▶ PROVIDED PASSAGE
******************************
In the food sector, an Italian producer can sell directly to a retail chain, but we recommend that they initially work through an importer and distributor who can help them with product registration and certification, transport, customs clearance, warehousing and delivery to the retailer.

If you want to sell machinery, you’re better off doing it through an agent who can also offer service support. Some Italian companies decide to set up a branch office in the U.S. and bypass the traditional importer and distributor.

If you want to sell books, you have to exhibit at a trade exhibition to meet prospective buyers.

FRA NOI: Some family-owned Italian companies are quite small. How do they sell to American corporations?

VERNA: To sell their products in the U.S. market, they must conform to U.S. registrations and product certifications. We help them do that.

FRA NOI: Does ITA do promotional campaigns?
******************************
▶ INFORMATION GIVEN
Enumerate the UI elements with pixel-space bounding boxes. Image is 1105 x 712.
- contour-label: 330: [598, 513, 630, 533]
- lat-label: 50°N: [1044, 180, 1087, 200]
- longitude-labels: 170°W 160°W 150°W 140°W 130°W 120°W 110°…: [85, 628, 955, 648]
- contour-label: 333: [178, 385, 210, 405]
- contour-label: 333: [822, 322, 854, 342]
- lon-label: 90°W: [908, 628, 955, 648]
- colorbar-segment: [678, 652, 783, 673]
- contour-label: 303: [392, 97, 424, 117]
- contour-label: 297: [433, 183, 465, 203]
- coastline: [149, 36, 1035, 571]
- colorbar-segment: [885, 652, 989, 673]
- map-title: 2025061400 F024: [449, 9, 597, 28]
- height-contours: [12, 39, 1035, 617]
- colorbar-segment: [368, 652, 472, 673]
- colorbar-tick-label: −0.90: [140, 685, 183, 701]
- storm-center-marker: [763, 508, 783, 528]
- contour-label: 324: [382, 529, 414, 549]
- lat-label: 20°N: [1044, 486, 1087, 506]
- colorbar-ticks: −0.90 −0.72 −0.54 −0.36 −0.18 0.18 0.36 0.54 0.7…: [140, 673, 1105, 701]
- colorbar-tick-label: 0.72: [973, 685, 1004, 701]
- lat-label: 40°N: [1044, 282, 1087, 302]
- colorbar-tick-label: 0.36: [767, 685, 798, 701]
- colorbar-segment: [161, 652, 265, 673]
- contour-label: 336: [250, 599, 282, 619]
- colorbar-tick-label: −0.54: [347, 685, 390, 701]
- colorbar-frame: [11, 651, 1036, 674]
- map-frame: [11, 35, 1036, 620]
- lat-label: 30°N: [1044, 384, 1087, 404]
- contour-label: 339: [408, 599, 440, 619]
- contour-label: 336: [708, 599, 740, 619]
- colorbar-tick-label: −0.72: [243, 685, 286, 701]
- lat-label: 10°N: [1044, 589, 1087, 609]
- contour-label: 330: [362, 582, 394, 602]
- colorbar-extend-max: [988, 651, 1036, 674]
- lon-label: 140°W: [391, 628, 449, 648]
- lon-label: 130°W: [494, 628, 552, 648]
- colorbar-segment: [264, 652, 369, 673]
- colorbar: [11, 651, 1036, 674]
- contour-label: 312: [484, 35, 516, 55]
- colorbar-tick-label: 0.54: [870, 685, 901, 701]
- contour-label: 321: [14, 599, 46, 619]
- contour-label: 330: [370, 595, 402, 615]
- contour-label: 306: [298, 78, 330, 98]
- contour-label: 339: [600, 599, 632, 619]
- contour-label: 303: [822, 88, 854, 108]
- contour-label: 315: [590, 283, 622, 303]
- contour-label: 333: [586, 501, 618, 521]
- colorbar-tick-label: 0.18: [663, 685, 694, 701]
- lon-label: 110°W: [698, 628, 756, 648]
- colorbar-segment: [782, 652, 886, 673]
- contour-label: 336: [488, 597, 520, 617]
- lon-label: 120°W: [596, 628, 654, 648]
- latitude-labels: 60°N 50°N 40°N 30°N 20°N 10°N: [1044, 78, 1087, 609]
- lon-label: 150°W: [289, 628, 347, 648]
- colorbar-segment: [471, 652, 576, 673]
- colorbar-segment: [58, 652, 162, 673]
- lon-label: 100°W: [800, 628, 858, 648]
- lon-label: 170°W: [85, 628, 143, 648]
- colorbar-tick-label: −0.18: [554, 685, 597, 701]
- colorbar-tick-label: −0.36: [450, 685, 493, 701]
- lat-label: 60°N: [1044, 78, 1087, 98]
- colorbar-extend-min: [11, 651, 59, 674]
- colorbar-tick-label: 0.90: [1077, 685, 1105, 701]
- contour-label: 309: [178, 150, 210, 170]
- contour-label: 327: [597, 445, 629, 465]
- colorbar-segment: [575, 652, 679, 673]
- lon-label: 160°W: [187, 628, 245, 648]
******************************
▶ GIVEN PROBLEM 1
List the tasks that, according to the interview excerpt, an importer and distributor can help an Italian food producer with.
▶ GIVEN PROBLEM 2
Repeat word for word the part of the interview excerpt starting at "VERNA: To sell" and ending at "do promotional campaigns?".

▶ WRITTEN REPLY 1
- Product registration and certification
- Transport
- Customs clearance
- Warehousing
- Delivery to the retailer

▶ WRITTEN REPLY 2
VERNA: To sell their products in the U.S. market, they must conform to U.S. registrations and product certifications. We help them do that.

FRA NOI: Does ITA do promotional campaigns?